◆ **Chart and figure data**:
____________

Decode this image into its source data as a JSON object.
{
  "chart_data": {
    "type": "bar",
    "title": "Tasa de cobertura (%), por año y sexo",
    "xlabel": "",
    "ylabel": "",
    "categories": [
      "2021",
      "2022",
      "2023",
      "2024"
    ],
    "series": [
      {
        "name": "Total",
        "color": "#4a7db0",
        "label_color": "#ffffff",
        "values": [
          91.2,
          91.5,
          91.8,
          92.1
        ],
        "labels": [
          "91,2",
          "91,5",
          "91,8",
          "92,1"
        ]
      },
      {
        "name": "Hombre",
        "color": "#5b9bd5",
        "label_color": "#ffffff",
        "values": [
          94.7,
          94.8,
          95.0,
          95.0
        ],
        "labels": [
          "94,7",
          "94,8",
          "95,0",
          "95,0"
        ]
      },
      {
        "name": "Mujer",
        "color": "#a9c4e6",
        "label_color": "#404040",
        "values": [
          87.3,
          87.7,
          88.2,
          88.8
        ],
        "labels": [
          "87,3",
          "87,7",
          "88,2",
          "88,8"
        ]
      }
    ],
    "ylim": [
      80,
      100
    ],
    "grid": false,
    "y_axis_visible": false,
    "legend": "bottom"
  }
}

____________

◆ **WHAT IS REQUIRED**: Repeat the preceding lines exactly, please, every one of them.

◆ **EXPECTED ANSWER**:
Decode this image into its source data as a JSON object.
{
  "chart_data": {
    "type": "bar",
    "title": "Tasa de cobertura (%), por año y sexo",
    "xlabel": "",
    "ylabel": "",
    "categories": [
      "2021",
      "2022",
      "2023",
      "2024"
    ],
    "series": [
      {
        "name": "Total",
        "color": "#4a7db0",
        "label_color": "#ffffff",
        "values": [
          91.2,
          91.5,
          91.8,
          92.1
        ],
        "labels": [
          "91,2",
          "91,5",
          "91,8",
          "92,1"
        ]
      },
      {
        "name": "Hombre",
        "color": "#5b9bd5",
        "label_color": "#ffffff",
        "values": [
          94.7,
          94.8,
          95.0,
          95.0
        ],
        "labels": [
          "94,7",
          "94,8",
          "95,0",
          "95,0"
        ]
      },
      {
        "name": "Mujer",
        "color": "#a9c4e6",
        "label_color": "#404040",
        "values": [
          87.3,
          87.7,
          88.2,
          88.8
        ],
        "labels": [
          "87,3",
          "87,7",
          "88,2",
          "88,8"
        ]
      }
    ],
    "ylim": [
      80,
      100
    ],
    "grid": false,
    "y_axis_visible": false,
    "legend": "bottom"
  }
}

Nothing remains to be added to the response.